▶ **Work to complete**
Wherever "page" appears in a line, list that line.

Lines of data
-*-

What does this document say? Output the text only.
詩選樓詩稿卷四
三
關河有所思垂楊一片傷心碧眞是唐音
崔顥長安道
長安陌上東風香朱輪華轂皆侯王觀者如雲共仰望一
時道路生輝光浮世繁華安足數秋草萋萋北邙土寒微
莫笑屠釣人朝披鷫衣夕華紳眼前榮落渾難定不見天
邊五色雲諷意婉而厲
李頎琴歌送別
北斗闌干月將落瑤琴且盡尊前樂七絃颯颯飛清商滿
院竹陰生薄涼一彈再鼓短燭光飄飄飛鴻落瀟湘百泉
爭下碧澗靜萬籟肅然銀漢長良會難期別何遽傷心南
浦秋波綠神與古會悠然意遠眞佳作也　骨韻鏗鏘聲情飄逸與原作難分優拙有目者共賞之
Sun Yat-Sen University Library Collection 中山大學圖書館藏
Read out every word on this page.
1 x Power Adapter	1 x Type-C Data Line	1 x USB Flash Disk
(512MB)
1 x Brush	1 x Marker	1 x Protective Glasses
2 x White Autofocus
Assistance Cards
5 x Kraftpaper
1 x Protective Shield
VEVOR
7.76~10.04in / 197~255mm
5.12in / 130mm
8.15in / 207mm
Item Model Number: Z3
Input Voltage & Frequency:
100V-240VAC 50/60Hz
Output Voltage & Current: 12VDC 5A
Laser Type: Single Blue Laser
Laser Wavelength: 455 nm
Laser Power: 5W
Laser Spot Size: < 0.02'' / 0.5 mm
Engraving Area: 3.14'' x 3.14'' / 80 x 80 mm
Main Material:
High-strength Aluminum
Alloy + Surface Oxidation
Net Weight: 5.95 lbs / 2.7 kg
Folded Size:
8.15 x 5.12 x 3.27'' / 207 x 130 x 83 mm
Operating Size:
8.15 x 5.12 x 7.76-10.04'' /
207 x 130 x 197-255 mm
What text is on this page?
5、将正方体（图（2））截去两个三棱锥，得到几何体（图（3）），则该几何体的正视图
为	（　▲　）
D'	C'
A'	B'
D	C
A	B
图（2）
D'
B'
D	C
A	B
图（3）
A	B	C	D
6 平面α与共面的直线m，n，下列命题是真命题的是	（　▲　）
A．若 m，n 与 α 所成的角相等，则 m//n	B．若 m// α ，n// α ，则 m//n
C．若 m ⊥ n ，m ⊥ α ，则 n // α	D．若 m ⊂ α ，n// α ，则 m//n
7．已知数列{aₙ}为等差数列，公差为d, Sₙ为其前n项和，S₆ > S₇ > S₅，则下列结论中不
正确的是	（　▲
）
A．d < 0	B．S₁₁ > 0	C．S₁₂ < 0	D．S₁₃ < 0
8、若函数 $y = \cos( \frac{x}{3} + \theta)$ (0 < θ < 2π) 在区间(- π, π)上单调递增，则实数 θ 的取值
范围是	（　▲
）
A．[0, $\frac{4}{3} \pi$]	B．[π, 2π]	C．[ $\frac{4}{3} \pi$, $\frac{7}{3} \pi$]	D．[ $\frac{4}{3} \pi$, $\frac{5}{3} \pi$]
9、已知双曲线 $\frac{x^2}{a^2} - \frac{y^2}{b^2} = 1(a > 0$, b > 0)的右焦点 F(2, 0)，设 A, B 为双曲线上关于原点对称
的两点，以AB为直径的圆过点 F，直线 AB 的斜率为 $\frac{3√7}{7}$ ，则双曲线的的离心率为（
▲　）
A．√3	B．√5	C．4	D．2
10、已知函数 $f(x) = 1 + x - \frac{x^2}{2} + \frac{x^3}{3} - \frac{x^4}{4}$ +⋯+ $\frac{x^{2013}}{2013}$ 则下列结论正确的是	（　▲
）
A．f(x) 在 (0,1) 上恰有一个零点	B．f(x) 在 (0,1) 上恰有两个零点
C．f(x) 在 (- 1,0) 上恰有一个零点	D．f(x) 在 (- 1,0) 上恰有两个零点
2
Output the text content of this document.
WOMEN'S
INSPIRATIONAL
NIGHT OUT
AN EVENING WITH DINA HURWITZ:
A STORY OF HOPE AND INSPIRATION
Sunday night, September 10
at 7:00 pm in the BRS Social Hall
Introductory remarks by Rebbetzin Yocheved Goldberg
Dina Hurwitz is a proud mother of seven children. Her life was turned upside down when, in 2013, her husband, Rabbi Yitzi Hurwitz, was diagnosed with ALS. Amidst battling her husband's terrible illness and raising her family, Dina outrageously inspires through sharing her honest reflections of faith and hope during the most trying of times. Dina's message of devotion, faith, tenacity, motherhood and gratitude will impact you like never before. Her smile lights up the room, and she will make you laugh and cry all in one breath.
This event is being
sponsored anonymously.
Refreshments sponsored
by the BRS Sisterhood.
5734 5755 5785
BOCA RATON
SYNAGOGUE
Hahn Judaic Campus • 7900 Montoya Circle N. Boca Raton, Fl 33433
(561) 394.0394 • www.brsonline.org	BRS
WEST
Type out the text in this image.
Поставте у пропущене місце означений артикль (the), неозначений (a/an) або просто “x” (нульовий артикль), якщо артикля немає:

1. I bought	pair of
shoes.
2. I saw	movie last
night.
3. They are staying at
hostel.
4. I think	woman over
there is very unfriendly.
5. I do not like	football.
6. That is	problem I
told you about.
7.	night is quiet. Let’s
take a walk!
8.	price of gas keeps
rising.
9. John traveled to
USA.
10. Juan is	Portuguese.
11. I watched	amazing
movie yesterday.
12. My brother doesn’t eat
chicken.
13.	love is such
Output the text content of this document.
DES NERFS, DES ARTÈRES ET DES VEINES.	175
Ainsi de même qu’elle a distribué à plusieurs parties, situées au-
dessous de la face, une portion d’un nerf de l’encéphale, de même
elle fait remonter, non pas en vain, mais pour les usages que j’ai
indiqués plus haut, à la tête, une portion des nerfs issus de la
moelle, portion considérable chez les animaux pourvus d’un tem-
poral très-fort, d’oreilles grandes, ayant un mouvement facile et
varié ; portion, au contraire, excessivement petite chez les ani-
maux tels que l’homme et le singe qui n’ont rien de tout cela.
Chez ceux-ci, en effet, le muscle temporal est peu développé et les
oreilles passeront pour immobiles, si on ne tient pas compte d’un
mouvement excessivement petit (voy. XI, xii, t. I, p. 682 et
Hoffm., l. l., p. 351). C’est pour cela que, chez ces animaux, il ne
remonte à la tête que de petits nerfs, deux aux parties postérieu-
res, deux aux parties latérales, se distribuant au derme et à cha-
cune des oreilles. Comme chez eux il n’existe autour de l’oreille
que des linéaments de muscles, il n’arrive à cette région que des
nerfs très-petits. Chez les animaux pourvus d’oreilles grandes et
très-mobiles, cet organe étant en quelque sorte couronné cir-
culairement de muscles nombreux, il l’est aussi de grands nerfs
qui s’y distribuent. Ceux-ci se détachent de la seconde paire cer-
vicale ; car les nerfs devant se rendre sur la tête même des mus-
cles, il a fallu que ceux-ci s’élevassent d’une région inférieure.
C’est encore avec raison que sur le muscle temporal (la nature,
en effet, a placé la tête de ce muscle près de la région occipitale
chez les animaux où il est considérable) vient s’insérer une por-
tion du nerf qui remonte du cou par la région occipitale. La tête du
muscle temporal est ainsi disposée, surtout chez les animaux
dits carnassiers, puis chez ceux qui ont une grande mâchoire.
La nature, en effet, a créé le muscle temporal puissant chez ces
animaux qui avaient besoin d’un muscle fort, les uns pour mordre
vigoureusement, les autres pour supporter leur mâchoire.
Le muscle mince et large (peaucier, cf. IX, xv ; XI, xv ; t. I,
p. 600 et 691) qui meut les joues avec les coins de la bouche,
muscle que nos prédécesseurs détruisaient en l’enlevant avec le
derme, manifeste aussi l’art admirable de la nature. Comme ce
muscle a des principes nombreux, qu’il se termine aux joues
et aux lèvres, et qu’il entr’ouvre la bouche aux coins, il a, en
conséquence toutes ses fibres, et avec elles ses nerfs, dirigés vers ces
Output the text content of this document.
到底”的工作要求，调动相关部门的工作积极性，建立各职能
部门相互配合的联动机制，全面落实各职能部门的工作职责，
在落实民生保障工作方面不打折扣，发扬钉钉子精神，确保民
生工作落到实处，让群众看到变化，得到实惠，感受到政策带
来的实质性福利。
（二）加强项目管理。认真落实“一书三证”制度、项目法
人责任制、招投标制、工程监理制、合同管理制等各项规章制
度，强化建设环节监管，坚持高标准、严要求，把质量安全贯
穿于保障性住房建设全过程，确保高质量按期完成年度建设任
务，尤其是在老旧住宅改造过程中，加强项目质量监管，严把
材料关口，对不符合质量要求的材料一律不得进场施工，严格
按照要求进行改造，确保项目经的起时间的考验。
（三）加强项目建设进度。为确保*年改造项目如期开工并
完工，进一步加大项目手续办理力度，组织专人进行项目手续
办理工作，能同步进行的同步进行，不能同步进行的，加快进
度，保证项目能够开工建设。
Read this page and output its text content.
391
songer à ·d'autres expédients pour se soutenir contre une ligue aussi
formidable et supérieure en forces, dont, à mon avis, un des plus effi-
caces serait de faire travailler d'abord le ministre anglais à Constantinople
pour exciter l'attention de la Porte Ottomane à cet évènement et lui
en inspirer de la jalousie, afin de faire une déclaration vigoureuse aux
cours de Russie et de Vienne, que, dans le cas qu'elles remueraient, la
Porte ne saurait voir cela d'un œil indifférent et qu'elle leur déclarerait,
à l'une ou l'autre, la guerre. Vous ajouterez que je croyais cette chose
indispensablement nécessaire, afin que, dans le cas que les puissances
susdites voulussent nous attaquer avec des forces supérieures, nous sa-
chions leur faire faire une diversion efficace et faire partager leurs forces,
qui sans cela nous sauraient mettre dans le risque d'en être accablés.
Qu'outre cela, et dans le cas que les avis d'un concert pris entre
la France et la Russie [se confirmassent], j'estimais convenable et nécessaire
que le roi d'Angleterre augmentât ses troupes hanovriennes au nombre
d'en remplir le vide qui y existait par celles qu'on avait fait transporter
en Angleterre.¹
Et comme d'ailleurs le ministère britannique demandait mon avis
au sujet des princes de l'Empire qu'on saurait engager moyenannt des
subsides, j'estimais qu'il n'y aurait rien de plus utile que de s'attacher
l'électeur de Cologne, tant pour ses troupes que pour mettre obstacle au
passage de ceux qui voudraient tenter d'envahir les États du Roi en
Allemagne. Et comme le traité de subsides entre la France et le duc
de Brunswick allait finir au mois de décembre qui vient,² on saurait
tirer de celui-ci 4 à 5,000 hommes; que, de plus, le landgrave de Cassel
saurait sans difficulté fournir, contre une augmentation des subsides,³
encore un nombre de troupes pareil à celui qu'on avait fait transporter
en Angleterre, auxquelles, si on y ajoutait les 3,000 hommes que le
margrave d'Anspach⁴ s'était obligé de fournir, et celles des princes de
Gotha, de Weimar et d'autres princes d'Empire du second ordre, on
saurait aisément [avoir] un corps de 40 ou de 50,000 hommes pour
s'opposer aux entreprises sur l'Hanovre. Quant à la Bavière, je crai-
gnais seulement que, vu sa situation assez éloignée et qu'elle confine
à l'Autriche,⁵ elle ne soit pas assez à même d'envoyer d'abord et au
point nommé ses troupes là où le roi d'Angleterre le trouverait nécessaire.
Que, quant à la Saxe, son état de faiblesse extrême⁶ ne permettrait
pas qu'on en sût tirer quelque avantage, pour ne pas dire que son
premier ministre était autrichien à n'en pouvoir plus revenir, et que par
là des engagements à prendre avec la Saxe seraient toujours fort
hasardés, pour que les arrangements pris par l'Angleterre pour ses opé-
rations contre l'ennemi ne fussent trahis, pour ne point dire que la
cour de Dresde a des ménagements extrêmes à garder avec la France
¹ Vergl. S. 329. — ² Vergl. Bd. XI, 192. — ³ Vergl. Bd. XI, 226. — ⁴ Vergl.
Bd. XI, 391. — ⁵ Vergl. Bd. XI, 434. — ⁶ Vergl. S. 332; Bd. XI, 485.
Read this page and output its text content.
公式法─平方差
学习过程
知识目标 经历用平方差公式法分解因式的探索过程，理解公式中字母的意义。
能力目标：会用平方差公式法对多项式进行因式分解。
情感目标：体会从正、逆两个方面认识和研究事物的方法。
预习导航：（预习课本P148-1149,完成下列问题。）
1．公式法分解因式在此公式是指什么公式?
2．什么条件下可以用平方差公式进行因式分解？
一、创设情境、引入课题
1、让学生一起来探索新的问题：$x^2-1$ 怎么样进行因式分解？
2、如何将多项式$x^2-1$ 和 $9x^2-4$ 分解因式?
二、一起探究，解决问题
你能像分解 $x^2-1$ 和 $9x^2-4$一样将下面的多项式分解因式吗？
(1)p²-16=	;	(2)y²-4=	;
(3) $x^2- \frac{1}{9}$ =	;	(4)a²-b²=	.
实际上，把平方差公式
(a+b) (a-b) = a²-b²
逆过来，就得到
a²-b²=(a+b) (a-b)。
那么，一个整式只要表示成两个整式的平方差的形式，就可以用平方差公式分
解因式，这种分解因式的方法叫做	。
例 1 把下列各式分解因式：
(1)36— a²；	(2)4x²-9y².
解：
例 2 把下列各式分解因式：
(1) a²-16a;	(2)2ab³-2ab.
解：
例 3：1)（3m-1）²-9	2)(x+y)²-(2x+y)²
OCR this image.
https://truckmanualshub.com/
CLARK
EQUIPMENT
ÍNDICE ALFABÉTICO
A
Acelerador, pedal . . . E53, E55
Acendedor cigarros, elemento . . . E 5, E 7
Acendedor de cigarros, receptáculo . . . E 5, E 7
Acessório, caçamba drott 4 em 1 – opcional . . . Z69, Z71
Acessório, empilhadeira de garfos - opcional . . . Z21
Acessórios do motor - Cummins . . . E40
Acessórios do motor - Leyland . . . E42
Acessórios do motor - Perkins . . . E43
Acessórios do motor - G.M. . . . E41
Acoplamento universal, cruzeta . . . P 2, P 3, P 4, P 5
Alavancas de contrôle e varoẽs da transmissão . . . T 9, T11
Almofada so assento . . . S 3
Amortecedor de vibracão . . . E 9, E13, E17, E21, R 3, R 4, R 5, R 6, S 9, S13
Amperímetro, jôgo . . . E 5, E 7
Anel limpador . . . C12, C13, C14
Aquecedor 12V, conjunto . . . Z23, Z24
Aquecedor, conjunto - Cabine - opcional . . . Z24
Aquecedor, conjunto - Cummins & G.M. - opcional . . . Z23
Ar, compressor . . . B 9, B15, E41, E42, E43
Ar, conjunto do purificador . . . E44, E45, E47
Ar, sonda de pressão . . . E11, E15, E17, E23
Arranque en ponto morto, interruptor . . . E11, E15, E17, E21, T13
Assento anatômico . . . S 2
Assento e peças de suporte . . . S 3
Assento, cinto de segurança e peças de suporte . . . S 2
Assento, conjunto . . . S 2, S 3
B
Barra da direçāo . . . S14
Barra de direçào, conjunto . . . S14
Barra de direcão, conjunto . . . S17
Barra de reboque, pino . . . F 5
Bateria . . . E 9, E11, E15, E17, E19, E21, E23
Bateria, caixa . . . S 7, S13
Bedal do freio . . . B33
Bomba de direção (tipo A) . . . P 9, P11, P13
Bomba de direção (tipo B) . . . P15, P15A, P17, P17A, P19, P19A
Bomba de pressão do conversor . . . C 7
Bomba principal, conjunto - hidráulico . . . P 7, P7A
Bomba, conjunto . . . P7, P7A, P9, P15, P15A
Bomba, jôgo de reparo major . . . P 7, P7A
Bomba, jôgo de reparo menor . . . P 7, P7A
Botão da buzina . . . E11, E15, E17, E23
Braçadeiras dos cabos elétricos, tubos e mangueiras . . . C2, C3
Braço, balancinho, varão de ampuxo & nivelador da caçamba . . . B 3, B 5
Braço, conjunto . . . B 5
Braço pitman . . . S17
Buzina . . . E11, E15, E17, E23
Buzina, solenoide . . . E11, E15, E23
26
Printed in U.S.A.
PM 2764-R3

-*-

▶ **Response**
Read out every word on this page.
What text is on this page?
Read this page and output its text content.
Read this page and output its text content.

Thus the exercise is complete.